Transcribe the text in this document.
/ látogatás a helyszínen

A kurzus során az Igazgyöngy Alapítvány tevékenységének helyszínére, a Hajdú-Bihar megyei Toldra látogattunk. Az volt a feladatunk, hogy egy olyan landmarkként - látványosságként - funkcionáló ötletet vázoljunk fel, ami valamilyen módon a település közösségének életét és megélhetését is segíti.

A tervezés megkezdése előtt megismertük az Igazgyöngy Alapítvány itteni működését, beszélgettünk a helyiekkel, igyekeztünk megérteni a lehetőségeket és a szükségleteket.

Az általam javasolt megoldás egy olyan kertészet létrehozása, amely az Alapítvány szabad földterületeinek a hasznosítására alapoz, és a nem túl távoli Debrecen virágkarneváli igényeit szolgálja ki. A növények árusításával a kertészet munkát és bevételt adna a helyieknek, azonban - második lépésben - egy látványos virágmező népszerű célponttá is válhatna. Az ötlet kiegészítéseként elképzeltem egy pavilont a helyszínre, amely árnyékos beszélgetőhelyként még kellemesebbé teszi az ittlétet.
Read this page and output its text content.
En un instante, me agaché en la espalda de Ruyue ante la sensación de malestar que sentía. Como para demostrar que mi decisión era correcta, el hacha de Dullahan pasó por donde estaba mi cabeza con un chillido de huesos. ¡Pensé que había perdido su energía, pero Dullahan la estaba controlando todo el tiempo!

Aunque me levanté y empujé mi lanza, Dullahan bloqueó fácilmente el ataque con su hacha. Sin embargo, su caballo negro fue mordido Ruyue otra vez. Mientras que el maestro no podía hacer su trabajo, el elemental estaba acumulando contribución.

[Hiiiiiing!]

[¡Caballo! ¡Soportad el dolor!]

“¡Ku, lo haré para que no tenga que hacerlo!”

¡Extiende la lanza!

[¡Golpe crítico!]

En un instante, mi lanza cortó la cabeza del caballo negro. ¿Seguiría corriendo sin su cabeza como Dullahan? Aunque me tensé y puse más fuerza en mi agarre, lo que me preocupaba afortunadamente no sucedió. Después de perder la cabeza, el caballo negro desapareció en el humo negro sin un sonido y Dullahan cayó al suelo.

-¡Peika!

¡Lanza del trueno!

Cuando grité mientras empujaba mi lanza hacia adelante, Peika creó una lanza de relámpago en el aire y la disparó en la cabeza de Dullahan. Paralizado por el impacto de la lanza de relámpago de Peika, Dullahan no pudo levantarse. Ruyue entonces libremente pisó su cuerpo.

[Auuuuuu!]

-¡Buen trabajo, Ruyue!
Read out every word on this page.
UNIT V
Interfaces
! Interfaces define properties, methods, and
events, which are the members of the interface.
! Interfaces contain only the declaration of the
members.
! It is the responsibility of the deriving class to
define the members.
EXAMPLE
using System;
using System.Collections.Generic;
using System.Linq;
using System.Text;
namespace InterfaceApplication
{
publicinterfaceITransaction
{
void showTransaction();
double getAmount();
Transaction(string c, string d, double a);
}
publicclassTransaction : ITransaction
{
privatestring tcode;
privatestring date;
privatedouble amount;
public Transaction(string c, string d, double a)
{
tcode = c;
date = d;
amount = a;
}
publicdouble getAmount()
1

···

## STATED GOAL
Find the string "Aunque" in the records, then copy each line where it occurs.

## SOLUTION
Aunque me levanté y empujé mi lanza, Dullahan bloqueó fácilmente el ataque con su hacha. Sin embargo, su caballo negro fue mordido Ruyue otra vez. Mientras que el maestro no podía hacer su trabajo, el elemental estaba acumulando contribución.
En un instante, mi lanza cortó la cabeza del caballo negro. ¿Seguiría corriendo sin su cabeza como Dullahan? Aunque me tensé y puse más fuerza en mi agarre, lo que me preocupaba afortunadamente no sucedió. Después de perder la cabeza, el caballo negro desapareció en el humo negro sin un sonido y Dullahan cayó al suelo.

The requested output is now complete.